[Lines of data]
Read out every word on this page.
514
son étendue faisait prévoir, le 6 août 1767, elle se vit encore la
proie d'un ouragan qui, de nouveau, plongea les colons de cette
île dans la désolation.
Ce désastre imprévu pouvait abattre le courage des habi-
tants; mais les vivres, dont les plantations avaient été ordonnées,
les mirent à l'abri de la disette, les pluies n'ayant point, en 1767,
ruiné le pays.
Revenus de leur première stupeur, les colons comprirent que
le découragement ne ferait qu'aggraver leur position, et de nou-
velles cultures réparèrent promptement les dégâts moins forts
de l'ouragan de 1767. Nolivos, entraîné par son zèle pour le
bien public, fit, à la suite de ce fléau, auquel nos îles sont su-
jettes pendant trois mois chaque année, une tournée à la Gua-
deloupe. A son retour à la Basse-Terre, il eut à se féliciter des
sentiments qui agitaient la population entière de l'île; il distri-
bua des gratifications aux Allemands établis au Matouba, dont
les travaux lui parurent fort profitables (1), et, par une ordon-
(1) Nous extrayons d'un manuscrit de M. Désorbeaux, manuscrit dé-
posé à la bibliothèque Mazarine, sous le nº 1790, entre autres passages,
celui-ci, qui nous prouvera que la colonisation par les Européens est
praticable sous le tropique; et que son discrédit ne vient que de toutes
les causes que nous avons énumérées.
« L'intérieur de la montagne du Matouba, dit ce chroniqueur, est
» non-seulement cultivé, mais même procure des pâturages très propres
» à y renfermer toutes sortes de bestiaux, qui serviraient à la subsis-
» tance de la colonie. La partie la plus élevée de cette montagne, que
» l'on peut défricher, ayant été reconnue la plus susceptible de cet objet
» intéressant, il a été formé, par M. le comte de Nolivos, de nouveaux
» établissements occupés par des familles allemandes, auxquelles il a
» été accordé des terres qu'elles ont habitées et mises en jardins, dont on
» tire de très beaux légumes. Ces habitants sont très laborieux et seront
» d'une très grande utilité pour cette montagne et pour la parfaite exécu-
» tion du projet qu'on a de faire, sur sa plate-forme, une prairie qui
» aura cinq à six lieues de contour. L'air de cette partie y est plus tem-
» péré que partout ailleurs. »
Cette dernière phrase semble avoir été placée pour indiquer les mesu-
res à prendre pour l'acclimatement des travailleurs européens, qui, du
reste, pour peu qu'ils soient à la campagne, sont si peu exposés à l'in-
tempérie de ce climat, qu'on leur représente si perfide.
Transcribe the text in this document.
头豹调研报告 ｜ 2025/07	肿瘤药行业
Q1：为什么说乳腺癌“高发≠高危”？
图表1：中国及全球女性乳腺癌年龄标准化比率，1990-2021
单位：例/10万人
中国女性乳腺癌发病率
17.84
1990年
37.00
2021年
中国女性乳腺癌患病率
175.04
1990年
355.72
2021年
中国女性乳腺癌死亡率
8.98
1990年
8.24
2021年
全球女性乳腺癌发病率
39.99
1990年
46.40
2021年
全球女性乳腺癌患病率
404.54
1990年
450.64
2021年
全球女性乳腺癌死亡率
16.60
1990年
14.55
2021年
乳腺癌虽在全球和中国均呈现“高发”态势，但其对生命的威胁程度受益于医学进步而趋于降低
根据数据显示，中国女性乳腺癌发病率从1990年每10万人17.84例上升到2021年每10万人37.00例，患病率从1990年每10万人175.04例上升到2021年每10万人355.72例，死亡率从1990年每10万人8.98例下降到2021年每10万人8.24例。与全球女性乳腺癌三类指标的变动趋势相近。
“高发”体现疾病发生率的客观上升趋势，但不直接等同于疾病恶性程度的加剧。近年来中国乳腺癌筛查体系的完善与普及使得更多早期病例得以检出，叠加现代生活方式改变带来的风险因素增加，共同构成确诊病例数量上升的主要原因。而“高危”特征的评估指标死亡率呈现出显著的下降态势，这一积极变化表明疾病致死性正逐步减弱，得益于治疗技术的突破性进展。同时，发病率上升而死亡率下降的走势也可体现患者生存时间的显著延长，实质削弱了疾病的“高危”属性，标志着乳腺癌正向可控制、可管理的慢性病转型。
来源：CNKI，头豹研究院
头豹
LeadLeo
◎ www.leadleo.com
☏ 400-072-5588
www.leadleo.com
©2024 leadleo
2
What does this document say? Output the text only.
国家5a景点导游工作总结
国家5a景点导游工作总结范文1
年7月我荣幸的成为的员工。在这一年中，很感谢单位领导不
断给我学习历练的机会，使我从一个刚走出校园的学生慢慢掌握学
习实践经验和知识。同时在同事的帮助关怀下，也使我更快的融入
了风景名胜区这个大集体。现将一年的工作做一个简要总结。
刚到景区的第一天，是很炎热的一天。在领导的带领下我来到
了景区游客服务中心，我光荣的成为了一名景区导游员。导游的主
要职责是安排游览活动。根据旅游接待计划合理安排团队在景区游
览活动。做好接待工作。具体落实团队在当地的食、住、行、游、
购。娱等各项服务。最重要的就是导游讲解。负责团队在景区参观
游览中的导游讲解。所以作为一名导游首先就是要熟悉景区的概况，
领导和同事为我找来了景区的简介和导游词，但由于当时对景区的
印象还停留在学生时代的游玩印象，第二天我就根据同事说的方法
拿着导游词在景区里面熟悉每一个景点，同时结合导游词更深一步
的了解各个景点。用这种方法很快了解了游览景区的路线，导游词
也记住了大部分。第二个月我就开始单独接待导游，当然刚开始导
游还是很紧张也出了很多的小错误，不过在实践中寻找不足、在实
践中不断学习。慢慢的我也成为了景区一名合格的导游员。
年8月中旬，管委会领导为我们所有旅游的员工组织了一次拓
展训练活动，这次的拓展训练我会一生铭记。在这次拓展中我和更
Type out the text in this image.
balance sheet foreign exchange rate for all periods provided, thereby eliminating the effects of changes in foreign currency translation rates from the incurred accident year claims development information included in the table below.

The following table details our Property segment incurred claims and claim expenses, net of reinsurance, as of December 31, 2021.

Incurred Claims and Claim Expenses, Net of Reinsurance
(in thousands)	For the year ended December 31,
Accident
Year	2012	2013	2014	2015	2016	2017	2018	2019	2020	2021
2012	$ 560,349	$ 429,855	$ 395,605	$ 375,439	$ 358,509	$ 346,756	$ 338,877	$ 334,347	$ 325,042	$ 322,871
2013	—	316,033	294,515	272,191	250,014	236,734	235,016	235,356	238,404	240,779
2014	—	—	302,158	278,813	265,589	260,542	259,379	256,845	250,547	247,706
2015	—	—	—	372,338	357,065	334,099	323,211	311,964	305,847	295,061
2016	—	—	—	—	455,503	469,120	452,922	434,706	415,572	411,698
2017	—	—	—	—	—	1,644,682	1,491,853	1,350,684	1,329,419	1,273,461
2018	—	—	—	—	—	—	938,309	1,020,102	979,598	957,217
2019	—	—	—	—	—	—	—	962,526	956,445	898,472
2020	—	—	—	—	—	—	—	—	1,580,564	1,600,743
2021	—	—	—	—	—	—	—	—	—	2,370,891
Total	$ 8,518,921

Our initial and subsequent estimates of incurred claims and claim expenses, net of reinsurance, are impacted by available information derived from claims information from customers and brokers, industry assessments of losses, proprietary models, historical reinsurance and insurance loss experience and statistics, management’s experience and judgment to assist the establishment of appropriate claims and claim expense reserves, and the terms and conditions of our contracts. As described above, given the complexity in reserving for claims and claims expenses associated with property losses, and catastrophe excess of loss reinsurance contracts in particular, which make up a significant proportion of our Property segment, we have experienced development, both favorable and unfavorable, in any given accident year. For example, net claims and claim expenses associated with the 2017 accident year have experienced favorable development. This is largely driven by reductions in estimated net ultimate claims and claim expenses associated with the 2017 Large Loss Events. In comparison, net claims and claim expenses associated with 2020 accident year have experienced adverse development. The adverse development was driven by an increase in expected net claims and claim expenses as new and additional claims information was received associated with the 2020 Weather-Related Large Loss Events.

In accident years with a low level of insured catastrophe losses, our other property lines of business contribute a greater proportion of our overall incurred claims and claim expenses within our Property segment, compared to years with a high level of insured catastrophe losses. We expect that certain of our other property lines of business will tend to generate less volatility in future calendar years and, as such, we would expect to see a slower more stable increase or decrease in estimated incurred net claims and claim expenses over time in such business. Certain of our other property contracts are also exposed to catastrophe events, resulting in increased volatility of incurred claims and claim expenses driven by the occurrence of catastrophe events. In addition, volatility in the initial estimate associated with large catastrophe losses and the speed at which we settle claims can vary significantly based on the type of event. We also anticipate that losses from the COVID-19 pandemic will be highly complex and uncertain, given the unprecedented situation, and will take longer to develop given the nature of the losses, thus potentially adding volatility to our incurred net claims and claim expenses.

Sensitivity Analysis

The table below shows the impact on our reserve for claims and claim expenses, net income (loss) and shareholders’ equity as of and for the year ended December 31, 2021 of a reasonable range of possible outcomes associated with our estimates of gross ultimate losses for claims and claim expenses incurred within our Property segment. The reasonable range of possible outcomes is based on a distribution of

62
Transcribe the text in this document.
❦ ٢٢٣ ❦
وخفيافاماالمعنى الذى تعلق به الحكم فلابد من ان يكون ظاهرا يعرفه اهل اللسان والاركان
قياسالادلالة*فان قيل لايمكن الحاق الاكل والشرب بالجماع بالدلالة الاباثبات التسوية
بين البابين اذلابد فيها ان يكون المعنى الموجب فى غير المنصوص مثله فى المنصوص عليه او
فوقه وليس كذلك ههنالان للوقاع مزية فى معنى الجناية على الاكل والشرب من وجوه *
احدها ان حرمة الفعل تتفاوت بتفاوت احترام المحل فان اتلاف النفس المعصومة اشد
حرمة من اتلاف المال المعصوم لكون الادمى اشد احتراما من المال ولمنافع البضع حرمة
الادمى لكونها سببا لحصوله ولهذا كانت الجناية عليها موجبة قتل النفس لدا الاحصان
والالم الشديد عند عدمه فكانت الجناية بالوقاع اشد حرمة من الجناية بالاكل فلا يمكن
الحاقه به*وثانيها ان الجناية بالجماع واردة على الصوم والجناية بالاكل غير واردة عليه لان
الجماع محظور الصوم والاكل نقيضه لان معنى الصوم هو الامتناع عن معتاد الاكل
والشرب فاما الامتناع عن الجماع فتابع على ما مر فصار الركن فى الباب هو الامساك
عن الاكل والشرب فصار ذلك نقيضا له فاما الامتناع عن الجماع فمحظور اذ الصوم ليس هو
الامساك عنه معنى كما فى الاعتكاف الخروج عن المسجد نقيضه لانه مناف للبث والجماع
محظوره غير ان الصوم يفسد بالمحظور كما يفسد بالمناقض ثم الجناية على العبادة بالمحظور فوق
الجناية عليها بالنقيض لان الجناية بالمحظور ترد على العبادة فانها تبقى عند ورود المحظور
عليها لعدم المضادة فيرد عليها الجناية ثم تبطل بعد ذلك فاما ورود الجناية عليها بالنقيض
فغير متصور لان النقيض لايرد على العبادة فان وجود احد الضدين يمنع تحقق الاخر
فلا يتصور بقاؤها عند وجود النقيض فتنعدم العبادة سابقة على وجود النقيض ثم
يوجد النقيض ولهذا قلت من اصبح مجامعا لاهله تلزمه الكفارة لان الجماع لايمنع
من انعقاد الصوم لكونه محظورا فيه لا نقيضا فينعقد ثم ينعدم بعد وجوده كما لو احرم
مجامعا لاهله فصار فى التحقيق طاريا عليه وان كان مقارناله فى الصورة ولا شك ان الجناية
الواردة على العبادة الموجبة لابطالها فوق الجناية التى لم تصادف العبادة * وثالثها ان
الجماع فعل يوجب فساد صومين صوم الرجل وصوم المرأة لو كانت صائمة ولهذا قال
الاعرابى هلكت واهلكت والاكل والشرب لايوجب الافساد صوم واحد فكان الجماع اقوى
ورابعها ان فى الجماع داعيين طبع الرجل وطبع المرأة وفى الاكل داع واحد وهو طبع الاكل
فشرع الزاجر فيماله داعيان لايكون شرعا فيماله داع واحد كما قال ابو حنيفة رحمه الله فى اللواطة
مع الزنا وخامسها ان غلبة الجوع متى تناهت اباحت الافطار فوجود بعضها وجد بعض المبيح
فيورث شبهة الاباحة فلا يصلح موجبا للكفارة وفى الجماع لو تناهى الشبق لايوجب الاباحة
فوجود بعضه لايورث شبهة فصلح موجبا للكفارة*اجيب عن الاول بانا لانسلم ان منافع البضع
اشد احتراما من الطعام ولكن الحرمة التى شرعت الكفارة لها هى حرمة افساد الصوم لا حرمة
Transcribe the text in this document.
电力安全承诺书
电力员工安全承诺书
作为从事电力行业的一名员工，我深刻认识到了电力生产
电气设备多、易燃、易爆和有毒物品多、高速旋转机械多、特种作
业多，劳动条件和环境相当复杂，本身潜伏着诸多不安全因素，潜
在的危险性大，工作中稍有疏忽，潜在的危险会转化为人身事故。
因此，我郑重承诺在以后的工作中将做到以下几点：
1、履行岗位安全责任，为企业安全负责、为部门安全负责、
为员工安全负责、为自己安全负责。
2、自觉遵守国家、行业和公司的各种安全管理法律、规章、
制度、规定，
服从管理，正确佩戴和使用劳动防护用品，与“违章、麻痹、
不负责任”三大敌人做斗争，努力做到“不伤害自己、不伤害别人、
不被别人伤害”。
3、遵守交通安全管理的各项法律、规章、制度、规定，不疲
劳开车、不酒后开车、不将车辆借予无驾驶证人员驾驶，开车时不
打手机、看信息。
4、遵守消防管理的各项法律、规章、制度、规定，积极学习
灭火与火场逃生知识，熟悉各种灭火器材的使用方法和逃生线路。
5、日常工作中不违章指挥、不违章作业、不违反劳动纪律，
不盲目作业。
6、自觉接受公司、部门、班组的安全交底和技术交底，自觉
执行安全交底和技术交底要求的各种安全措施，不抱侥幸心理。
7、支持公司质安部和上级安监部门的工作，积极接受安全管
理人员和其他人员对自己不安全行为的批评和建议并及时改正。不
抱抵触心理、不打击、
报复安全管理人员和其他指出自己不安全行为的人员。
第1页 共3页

- TASK BRIEF -
Using the material above, count the lines containing the word "ultimate". Reply with the number alone.

- RESULT OF THIS TASK -
2